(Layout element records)
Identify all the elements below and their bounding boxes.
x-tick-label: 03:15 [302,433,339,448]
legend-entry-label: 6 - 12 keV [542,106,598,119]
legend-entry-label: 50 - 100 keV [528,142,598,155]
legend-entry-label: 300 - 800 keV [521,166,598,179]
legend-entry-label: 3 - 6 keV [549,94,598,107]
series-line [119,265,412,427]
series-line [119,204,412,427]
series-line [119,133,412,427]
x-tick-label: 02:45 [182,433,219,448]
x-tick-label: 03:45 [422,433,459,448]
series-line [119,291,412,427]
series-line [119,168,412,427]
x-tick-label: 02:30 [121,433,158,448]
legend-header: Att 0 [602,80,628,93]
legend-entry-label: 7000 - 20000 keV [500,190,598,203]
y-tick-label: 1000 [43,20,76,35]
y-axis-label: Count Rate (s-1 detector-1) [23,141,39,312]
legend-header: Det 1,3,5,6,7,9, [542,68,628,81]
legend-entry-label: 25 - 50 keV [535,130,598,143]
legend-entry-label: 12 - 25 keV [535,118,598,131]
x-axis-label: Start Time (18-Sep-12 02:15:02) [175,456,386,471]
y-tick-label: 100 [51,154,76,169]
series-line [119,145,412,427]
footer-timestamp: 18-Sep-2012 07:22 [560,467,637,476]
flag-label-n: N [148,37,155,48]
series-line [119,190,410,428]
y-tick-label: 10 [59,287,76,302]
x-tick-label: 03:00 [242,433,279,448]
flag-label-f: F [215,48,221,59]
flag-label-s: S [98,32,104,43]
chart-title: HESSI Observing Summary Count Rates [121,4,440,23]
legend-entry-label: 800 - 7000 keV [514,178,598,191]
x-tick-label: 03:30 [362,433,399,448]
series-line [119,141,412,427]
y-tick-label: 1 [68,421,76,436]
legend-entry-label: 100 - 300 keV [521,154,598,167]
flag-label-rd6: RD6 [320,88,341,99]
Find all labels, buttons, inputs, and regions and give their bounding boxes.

---

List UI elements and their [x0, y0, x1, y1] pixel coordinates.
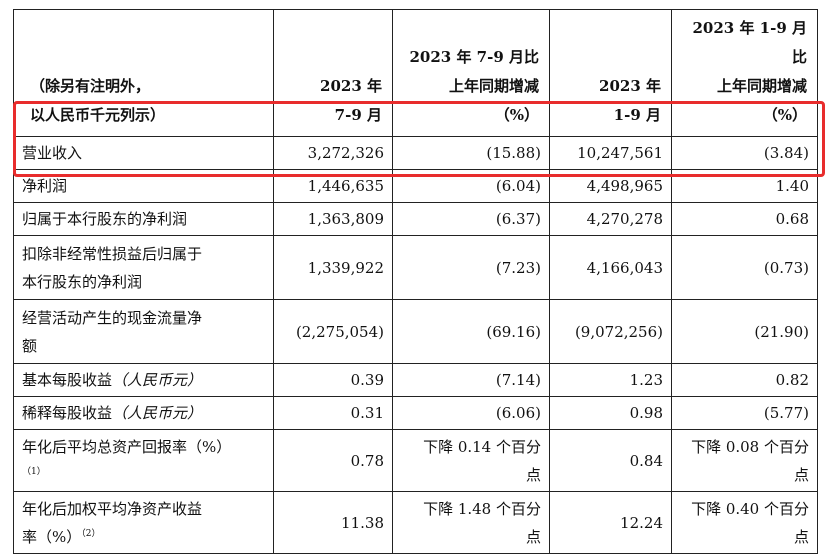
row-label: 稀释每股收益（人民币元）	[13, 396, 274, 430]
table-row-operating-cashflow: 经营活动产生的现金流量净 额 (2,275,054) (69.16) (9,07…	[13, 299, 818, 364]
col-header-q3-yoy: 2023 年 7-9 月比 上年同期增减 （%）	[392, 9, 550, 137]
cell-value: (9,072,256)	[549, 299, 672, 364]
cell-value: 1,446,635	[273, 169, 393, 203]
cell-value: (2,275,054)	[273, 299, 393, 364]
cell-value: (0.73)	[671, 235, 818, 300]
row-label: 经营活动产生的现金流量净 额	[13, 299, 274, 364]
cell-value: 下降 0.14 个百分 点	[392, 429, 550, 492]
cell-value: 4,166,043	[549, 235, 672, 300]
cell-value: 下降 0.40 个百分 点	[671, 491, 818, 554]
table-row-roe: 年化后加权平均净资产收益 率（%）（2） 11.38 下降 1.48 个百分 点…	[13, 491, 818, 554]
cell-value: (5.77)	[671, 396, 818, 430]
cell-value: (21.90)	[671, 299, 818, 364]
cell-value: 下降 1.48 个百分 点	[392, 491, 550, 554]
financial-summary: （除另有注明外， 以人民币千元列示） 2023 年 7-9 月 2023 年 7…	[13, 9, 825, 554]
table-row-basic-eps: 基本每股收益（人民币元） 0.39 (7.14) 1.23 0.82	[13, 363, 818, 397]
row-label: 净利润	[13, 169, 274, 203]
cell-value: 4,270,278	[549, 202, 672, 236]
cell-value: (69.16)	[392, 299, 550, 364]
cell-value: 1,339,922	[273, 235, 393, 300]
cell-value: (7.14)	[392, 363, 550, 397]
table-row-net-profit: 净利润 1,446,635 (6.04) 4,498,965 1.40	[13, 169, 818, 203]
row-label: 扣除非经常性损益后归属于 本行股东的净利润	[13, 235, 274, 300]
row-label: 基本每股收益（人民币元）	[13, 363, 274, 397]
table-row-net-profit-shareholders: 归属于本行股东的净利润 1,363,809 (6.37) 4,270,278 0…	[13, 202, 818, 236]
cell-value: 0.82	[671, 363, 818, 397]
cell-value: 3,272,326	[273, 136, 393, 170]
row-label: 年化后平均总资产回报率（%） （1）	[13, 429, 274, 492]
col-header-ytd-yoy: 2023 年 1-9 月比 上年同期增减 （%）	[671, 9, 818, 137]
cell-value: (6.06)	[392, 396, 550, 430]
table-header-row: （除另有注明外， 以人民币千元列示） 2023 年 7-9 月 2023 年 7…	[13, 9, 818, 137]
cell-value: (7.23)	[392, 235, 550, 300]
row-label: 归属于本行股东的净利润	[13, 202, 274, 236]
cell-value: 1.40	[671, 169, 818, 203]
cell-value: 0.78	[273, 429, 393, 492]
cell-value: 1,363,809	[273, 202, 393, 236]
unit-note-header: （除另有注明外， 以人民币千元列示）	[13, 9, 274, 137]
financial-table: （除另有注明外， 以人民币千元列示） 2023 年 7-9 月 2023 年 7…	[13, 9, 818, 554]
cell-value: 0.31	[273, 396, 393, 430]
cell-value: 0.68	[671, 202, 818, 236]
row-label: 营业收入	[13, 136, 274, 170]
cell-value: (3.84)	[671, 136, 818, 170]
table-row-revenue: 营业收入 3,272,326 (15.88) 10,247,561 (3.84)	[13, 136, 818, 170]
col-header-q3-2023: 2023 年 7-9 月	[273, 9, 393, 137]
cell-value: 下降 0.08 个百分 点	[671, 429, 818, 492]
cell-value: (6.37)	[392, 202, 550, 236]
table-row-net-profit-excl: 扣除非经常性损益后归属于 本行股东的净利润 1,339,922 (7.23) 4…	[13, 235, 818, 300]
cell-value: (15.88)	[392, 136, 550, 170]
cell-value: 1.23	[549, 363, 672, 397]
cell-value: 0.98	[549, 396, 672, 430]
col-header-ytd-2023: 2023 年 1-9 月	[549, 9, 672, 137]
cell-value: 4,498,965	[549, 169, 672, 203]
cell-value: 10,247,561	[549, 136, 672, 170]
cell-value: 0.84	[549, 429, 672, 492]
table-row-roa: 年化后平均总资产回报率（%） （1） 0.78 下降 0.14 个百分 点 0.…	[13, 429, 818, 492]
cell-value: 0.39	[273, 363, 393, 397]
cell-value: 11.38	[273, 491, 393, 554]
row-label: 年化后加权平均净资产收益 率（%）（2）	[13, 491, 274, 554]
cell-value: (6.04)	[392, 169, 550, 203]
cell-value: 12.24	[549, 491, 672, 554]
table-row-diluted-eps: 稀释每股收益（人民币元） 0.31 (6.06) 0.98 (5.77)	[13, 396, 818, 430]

EXERCISE PROMPT
Please put the records into a numbered list, starting at the line that contains "Identify all the" and stopping after the line that contains "x-tick-label: 03:45 [422,433,459,448]". Include both of those lines and leave out any blank lines.

REPLY TO THE TASK
1. Identify all the elements below and their bounding boxes.
2. x-tick-label: 03:15 [302,433,339,448]
3. legend-entry-label: 6 - 12 keV [542,106,598,119]
4. legend-entry-label: 50 - 100 keV [528,142,598,155]
5. legend-entry-label: 300 - 800 keV [521,166,598,179]
6. legend-entry-label: 3 - 6 keV [549,94,598,107]
7. series-line [119,265,412,427]
8. series-line [119,204,412,427]
9. series-line [119,133,412,427]
10. x-tick-label: 02:45 [182,433,219,448]
11. x-tick-label: 03:45 [422,433,459,448]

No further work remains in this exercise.